##### SUPPLIED DATA

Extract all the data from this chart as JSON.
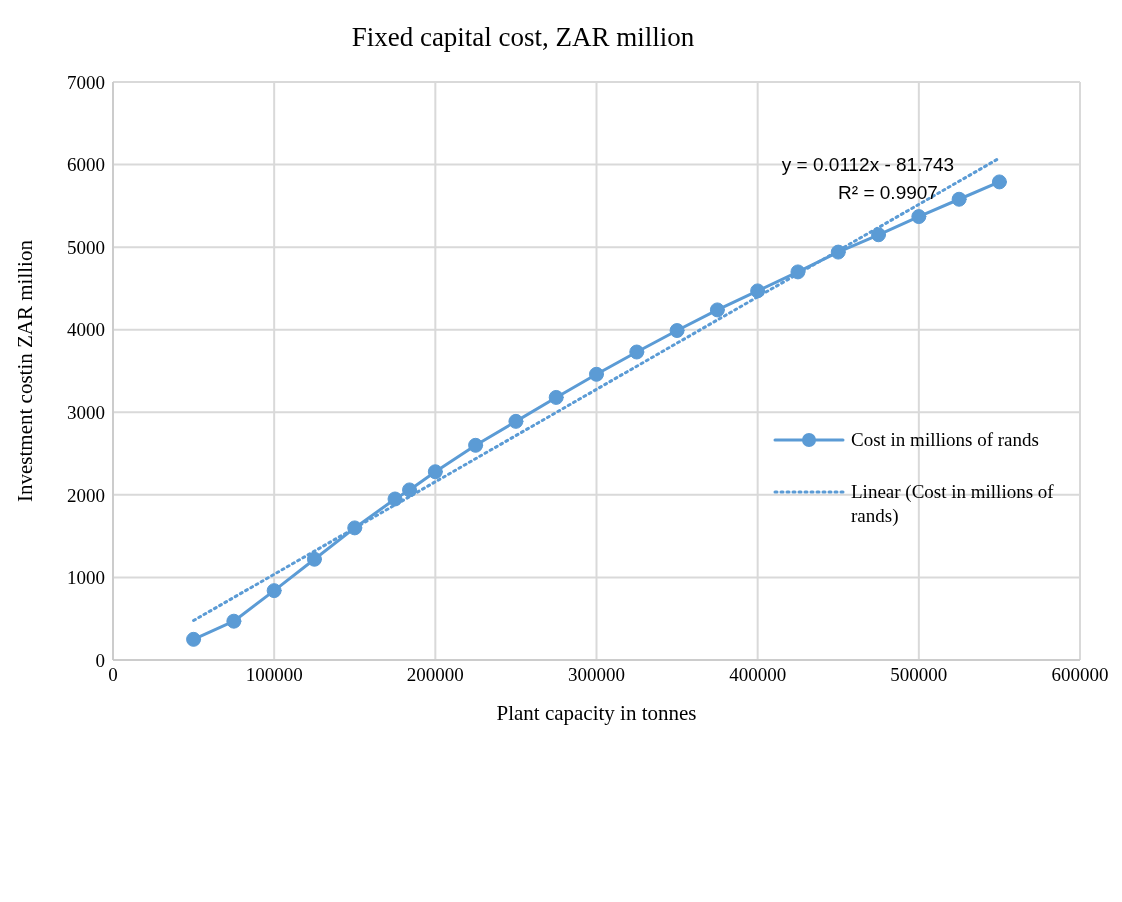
{
  "chart_data": {
    "type": "line",
    "title": "Fixed capital cost, ZAR million",
    "xlabel": "Plant capacity in tonnes",
    "ylabel": "Investment costin ZAR million",
    "xlim": [
      0,
      600000
    ],
    "xticks": [
      0,
      100000,
      200000,
      300000,
      400000,
      500000,
      600000
    ],
    "ylim": [
      0,
      7000
    ],
    "yticks": [
      0,
      1000,
      2000,
      3000,
      4000,
      5000,
      6000,
      7000
    ],
    "grid": true,
    "legend": "right",
    "annotations": [
      "y = 0.0112x - 81.743",
      "R² = 0.9907"
    ],
    "series": [
      {
        "name": "Cost in millions of rands",
        "color": "#5b9bd5",
        "marker": "circle",
        "line_style": "solid",
        "x": [
          50000,
          75000,
          100000,
          125000,
          150000,
          175000,
          184000,
          200000,
          225000,
          250000,
          275000,
          300000,
          325000,
          350000,
          375000,
          400000,
          425000,
          450000,
          475000,
          500000,
          525000,
          550000
        ],
        "values": [
          250,
          470,
          840,
          1220,
          1600,
          1950,
          2060,
          2280,
          2600,
          2890,
          3180,
          3460,
          3730,
          3990,
          4240,
          4470,
          4700,
          4940,
          5150,
          5370,
          5580,
          5790
        ]
      },
      {
        "name": "Linear (Cost in millions of rands)",
        "type": "line",
        "color": "#5b9bd5",
        "marker": "none",
        "line_style": "dotted",
        "x": [
          50000,
          550000
        ],
        "values": [
          478,
          6078
        ]
      }
    ]
  }
}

##########

* _YOUR TASK_:
Pick each line holding the word "name" out of the listing.

* _FINAL RESULT_:
        "name": "Cost in millions of rands",
        "name": "Linear (Cost in millions of rands)",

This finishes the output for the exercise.